WRITTEN REQUEST:
Retype exactly the lines below, starting with the line that contains "Transcribe the text in this document." and ending with the last line; leave out any pictures.

EXERCISE INPUT:
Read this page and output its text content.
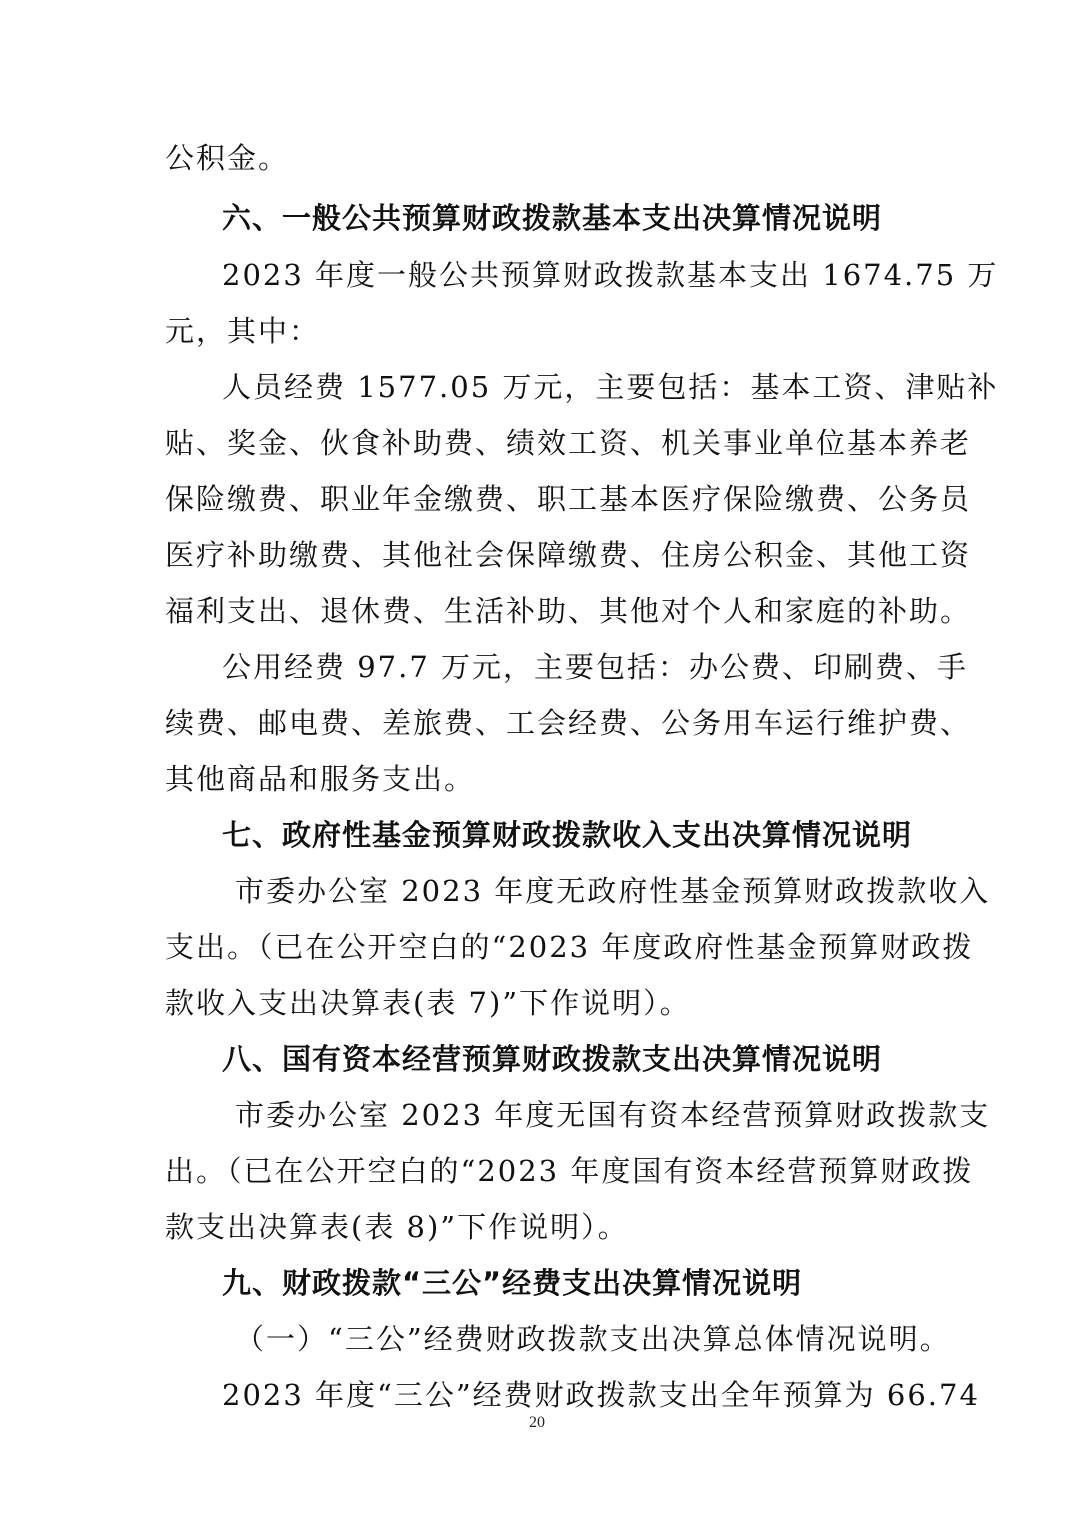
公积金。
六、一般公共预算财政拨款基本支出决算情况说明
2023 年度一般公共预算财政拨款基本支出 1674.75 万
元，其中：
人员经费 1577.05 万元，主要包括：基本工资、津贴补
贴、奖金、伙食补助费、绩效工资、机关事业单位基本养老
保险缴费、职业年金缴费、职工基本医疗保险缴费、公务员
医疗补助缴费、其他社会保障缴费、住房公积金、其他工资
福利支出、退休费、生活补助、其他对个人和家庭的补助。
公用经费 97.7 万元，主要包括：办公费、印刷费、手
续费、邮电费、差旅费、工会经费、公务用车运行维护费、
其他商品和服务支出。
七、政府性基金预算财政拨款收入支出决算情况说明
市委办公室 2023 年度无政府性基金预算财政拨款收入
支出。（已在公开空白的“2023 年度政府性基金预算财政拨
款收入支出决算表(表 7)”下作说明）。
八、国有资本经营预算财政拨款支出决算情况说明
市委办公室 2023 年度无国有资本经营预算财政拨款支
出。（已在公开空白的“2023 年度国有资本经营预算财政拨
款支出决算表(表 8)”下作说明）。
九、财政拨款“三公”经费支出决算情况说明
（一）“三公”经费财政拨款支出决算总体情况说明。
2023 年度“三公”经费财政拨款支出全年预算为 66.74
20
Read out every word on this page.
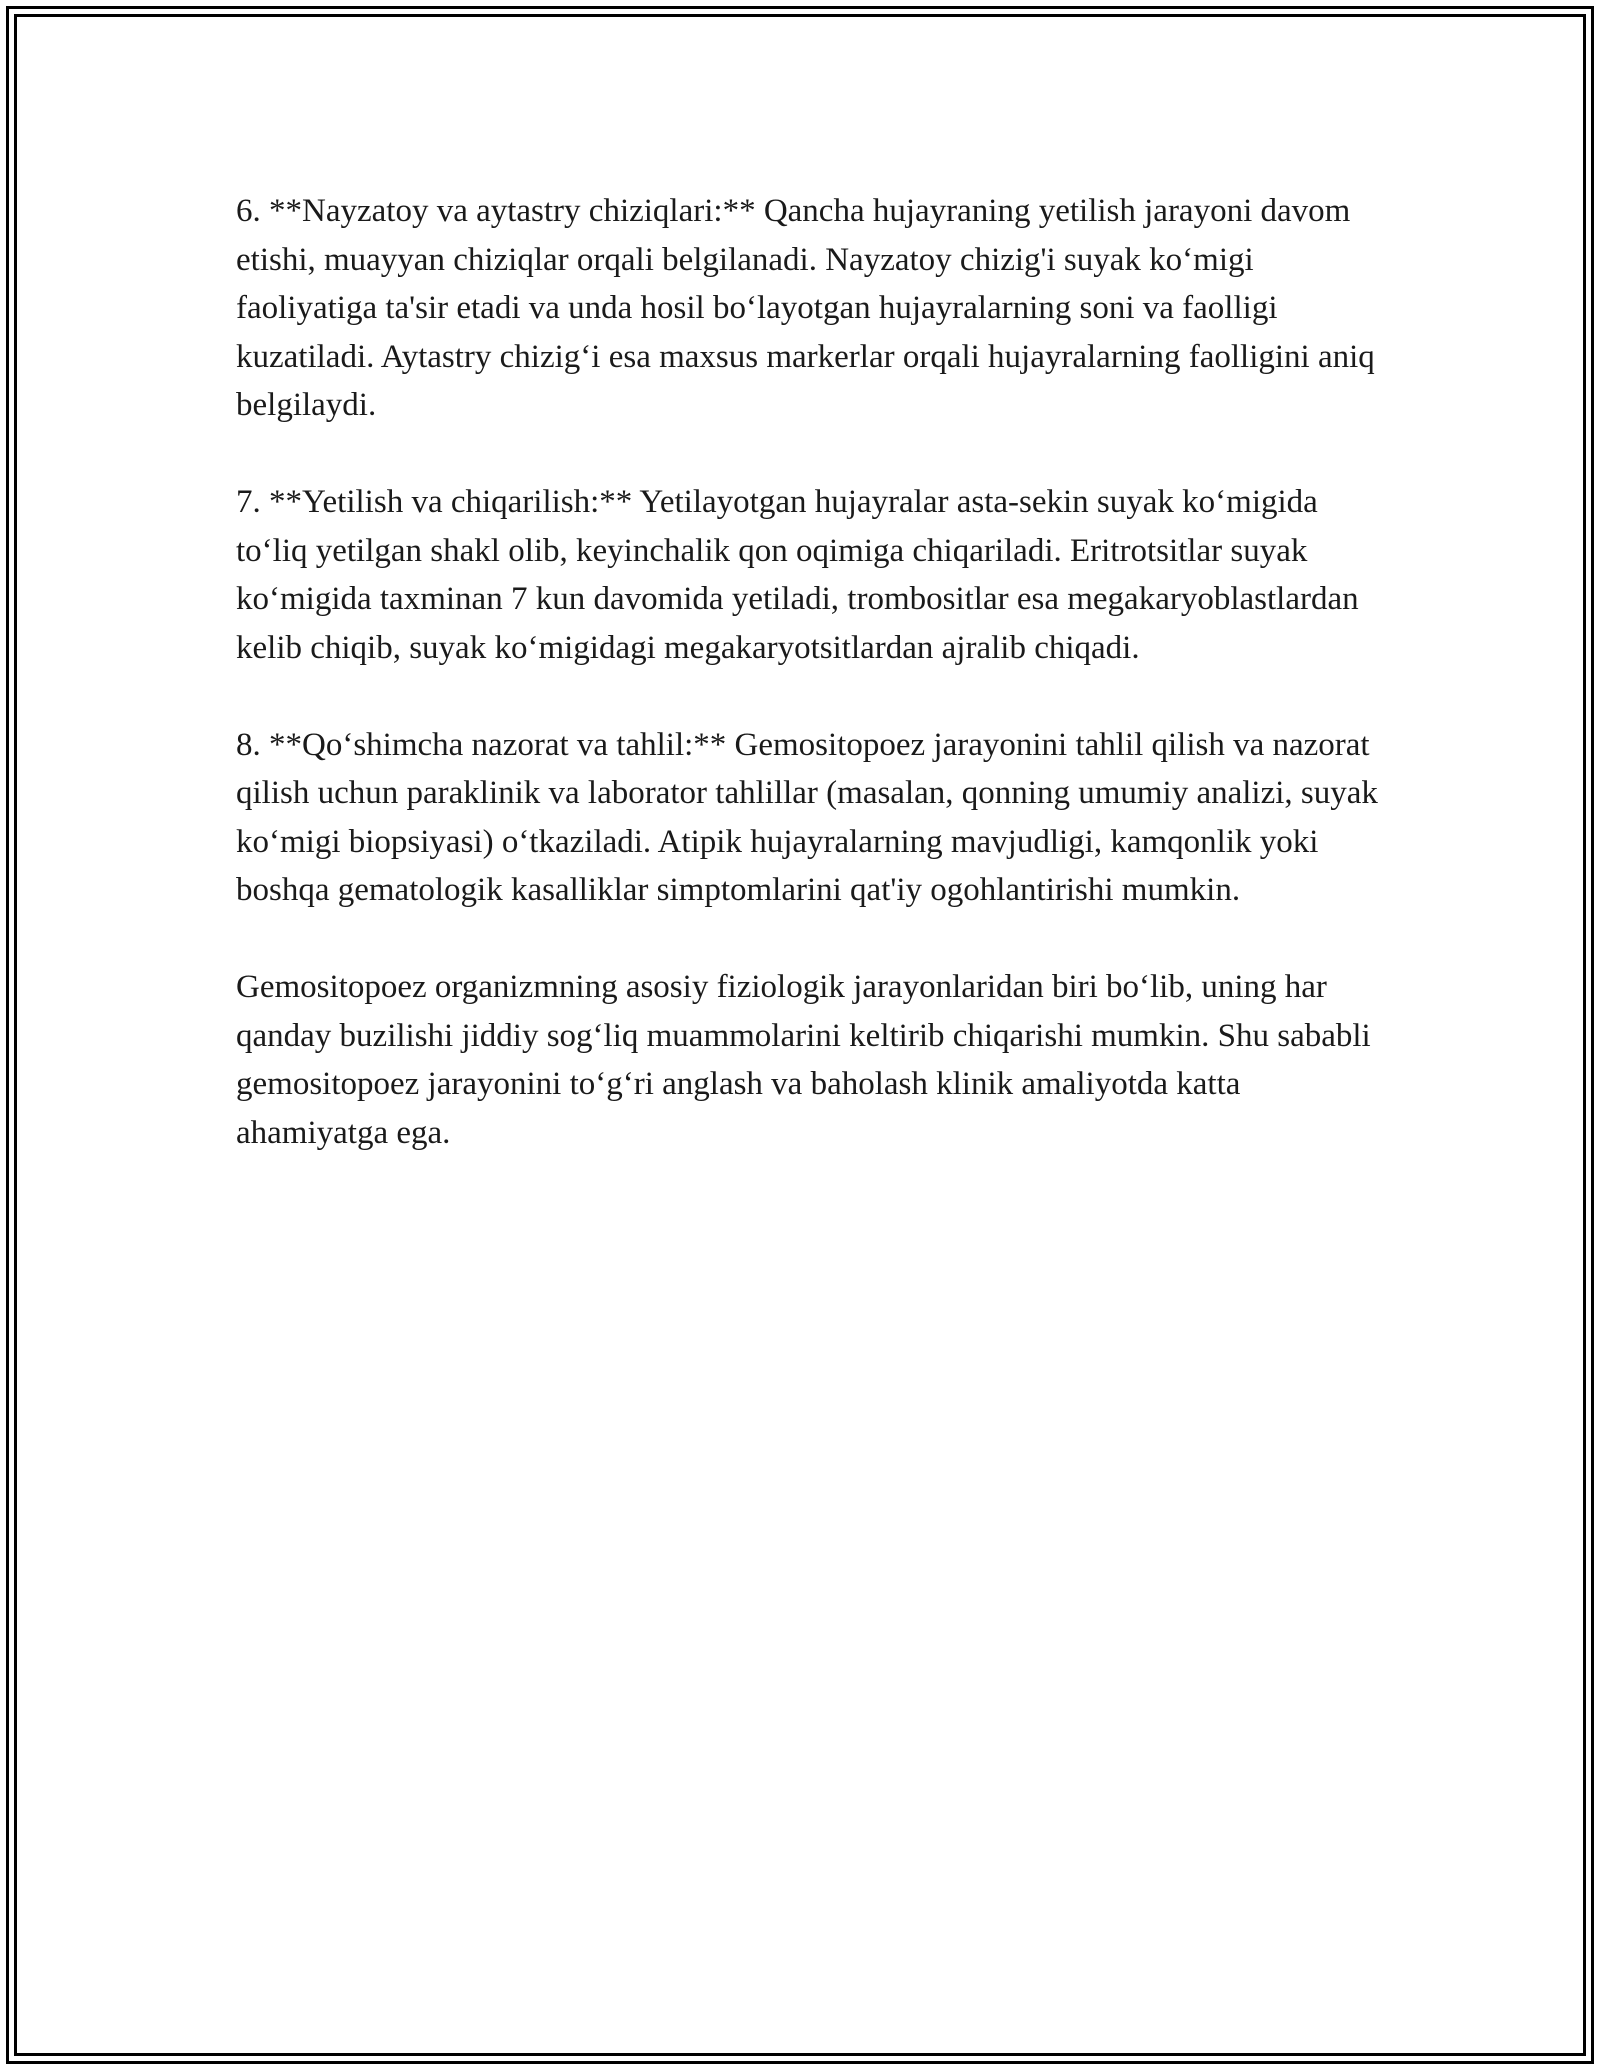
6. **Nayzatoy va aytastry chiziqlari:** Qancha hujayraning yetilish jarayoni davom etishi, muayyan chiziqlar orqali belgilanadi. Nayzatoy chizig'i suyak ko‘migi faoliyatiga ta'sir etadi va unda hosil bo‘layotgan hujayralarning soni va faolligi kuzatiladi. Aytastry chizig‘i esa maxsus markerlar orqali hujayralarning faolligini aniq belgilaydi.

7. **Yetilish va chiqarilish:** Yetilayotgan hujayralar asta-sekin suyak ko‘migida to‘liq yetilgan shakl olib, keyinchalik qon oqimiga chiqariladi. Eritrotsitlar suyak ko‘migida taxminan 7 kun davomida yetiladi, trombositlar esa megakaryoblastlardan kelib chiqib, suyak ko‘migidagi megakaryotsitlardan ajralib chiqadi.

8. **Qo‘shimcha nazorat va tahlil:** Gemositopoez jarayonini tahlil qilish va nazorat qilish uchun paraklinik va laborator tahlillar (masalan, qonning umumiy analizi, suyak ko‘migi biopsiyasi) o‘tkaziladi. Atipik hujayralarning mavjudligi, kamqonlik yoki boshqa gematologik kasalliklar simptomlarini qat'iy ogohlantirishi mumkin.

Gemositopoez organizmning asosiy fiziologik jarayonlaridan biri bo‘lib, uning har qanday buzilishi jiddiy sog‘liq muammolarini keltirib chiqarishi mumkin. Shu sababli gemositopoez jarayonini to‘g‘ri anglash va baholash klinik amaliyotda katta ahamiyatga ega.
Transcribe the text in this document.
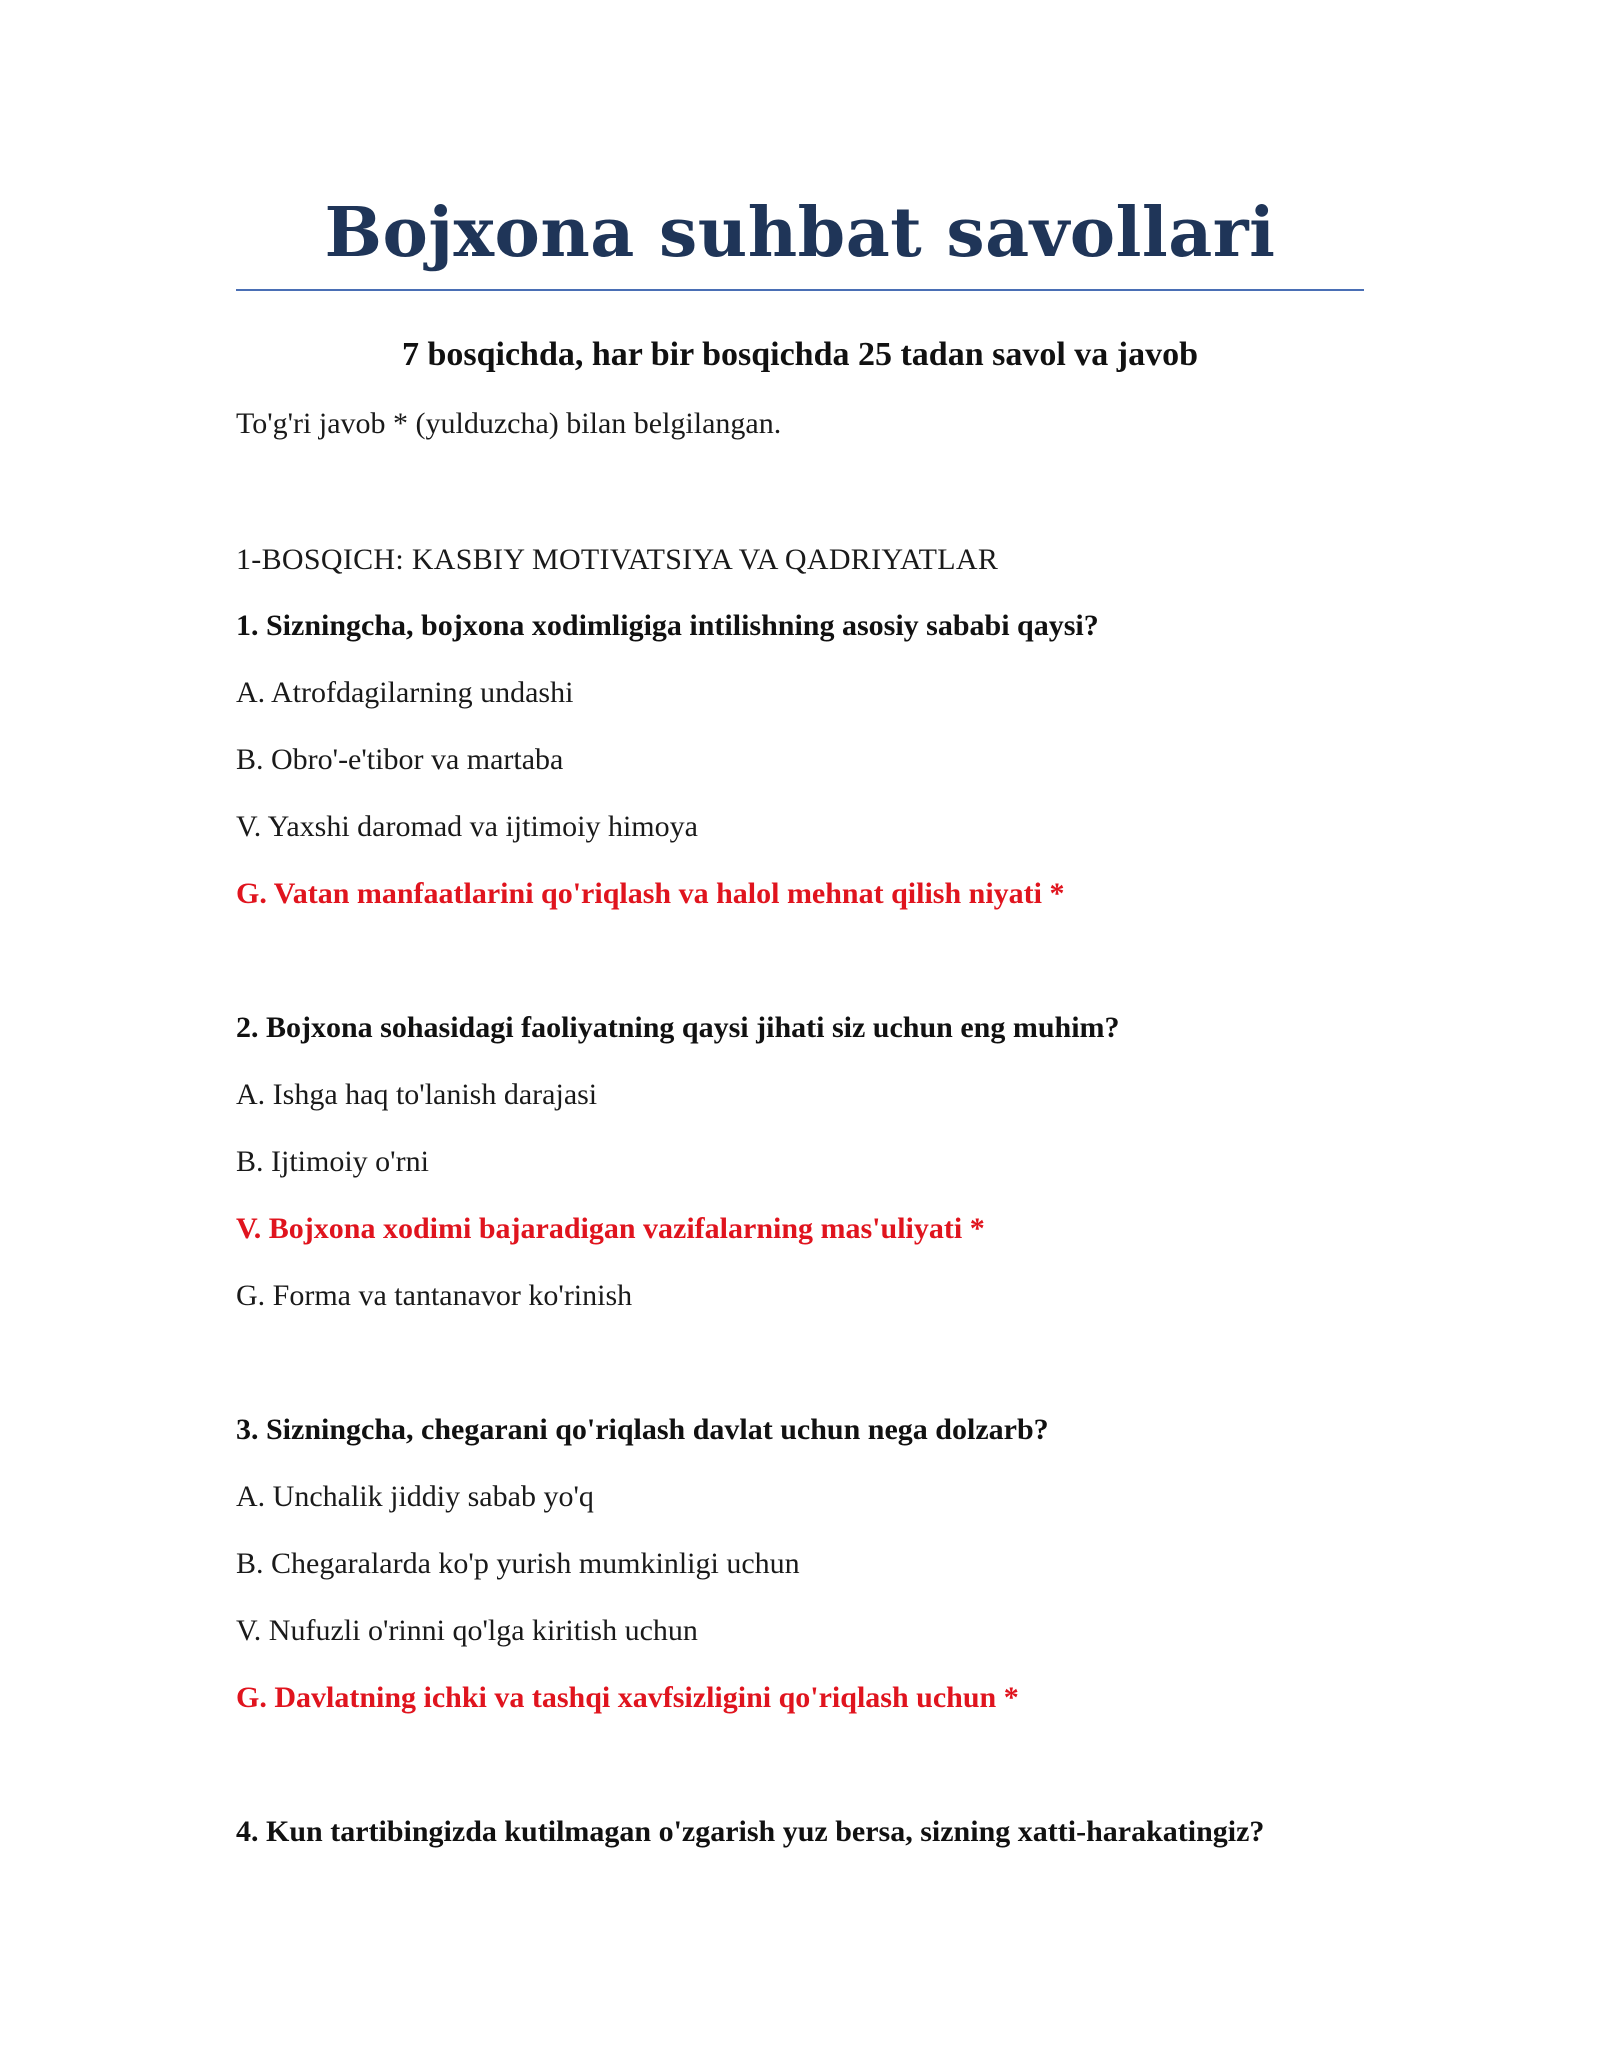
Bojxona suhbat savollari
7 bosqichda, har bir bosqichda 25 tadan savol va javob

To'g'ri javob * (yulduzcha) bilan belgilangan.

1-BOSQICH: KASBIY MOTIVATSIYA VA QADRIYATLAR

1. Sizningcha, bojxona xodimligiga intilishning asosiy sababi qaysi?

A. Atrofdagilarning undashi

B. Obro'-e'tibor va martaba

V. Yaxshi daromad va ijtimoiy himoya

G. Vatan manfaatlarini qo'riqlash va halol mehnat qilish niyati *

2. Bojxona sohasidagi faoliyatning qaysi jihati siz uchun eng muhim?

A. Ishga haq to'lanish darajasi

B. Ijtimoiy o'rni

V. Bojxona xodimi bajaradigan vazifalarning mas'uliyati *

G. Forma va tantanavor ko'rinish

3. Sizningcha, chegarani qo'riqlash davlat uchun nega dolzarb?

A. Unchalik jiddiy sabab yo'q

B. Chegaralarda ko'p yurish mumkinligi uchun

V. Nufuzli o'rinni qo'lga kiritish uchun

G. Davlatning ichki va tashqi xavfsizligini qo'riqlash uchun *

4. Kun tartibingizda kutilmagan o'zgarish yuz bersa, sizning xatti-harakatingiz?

EXERCISE RESPONSE:
Transcribe the text in this document.
Bojxona suhbat savollari
7 bosqichda, har bir bosqichda 25 tadan savol va javob

To'g'ri javob * (yulduzcha) bilan belgilangan.

1-BOSQICH: KASBIY MOTIVATSIYA VA QADRIYATLAR

1. Sizningcha, bojxona xodimligiga intilishning asosiy sababi qaysi?

A. Atrofdagilarning undashi

B. Obro'-e'tibor va martaba

V. Yaxshi daromad va ijtimoiy himoya

G. Vatan manfaatlarini qo'riqlash va halol mehnat qilish niyati *

2. Bojxona sohasidagi faoliyatning qaysi jihati siz uchun eng muhim?

A. Ishga haq to'lanish darajasi

B. Ijtimoiy o'rni

V. Bojxona xodimi bajaradigan vazifalarning mas'uliyati *

G. Forma va tantanavor ko'rinish

3. Sizningcha, chegarani qo'riqlash davlat uchun nega dolzarb?

A. Unchalik jiddiy sabab yo'q

B. Chegaralarda ko'p yurish mumkinligi uchun

V. Nufuzli o'rinni qo'lga kiritish uchun

G. Davlatning ichki va tashqi xavfsizligini qo'riqlash uchun *

4. Kun tartibingizda kutilmagan o'zgarish yuz bersa, sizning xatti-harakatingiz?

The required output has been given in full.